## Request
Make an exact copy of all the records.

## Material shown
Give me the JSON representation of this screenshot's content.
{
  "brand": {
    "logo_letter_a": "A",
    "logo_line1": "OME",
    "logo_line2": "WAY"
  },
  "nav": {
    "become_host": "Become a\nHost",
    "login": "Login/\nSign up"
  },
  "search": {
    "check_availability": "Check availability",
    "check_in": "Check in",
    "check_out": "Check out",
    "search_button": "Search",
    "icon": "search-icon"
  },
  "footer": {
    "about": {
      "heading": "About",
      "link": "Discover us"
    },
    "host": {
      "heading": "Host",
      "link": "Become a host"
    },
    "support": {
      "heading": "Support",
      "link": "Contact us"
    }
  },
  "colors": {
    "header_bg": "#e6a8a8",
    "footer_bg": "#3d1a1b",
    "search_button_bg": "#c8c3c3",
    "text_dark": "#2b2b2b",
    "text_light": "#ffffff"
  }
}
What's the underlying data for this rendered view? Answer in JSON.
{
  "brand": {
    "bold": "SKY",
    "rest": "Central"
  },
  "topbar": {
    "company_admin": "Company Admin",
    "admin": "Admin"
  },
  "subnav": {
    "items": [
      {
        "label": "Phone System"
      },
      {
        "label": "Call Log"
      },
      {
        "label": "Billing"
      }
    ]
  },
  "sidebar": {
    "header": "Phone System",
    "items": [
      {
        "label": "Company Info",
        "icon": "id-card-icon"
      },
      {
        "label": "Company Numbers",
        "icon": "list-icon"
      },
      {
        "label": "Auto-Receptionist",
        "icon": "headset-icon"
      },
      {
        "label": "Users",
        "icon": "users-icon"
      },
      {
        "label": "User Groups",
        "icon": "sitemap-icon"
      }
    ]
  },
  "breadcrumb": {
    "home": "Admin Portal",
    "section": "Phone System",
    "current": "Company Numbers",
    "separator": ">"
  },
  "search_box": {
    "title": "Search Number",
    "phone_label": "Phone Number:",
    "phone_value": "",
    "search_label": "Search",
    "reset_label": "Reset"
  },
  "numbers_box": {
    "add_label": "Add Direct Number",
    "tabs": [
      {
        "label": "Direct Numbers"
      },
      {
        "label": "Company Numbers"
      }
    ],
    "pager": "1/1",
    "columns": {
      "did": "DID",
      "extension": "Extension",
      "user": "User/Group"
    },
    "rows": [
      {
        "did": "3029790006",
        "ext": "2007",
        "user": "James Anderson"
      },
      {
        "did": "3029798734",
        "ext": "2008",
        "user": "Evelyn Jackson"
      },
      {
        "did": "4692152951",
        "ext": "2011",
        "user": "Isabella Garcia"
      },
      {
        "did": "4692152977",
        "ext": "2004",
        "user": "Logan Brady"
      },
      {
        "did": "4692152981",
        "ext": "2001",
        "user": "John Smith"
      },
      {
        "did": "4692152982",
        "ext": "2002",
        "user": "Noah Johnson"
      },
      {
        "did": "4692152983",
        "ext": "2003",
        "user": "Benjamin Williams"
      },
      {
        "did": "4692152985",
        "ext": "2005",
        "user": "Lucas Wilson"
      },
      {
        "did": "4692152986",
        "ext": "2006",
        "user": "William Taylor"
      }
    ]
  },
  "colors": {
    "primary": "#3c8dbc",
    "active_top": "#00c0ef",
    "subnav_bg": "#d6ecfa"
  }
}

## Result
Give me the JSON representation of this screenshot's content.
{
  "brand": {
    "logo_letter_a": "A",
    "logo_line1": "OME",
    "logo_line2": "WAY"
  },
  "nav": {
    "become_host": "Become a\nHost",
    "login": "Login/\nSign up"
  },
  "search": {
    "check_availability": "Check availability",
    "check_in": "Check in",
    "check_out": "Check out",
    "search_button": "Search",
    "icon": "search-icon"
  },
  "footer": {
    "about": {
      "heading": "About",
      "link": "Discover us"
    },
    "host": {
      "heading": "Host",
      "link": "Become a host"
    },
    "support": {
      "heading": "Support",
      "link": "Contact us"
    }
  },
  "colors": {
    "header_bg": "#e6a8a8",
    "footer_bg": "#3d1a1b",
    "search_button_bg": "#c8c3c3",
    "text_dark": "#2b2b2b",
    "text_light": "#ffffff"
  }
}
What's the underlying data for this rendered view? Answer in JSON.
{
  "brand": {
    "bold": "SKY",
    "rest": "Central"
  },
  "topbar": {
    "company_admin": "Company Admin",
    "admin": "Admin"
  },
  "subnav": {
    "items": [
      {
        "label": "Phone System"
      },
      {
        "label": "Call Log"
      },
      {
        "label": "Billing"
      }
    ]
  },
  "sidebar": {
    "header": "Phone System",
    "items": [
      {
        "label": "Company Info",
        "icon": "id-card-icon"
      },
      {
        "label": "Company Numbers",
        "icon": "list-icon"
      },
      {
        "label": "Auto-Receptionist",
        "icon": "headset-icon"
      },
      {
        "label": "Users",
        "icon": "users-icon"
      },
      {
        "label": "User Groups",
        "icon": "sitemap-icon"
      }
    ]
  },
  "breadcrumb": {
    "home": "Admin Portal",
    "section": "Phone System",
    "current": "Company Numbers",
    "separator": ">"
  },
  "search_box": {
    "title": "Search Number",
    "phone_label": "Phone Number:",
    "phone_value": "",
    "search_label": "Search",
    "reset_label": "Reset"
  },
  "numbers_box": {
    "add_label": "Add Direct Number",
    "tabs": [
      {
        "label": "Direct Numbers"
      },
      {
        "label": "Company Numbers"
      }
    ],
    "pager": "1/1",
    "columns": {
      "did": "DID",
      "extension": "Extension",
      "user": "User/Group"
    },
    "rows": [
      {
        "did": "3029790006",
        "ext": "2007",
        "user": "James Anderson"
      },
      {
        "did": "3029798734",
        "ext": "2008",
        "user": "Evelyn Jackson"
      },
      {
        "did": "4692152951",
        "ext": "2011",
        "user": "Isabella Garcia"
      },
      {
        "did": "4692152977",
        "ext": "2004",
        "user": "Logan Brady"
      },
      {
        "did": "4692152981",
        "ext": "2001",
        "user": "John Smith"
      },
      {
        "did": "4692152982",
        "ext": "2002",
        "user": "Noah Johnson"
      },
      {
        "did": "4692152983",
        "ext": "2003",
        "user": "Benjamin Williams"
      },
      {
        "did": "4692152985",
        "ext": "2005",
        "user": "Lucas Wilson"
      },
      {
        "did": "4692152986",
        "ext": "2006",
        "user": "William Taylor"
      }
    ]
  },
  "colors": {
    "primary": "#3c8dbc",
    "active_top": "#00c0ef",
    "subnav_bg": "#d6ecfa"
  }
}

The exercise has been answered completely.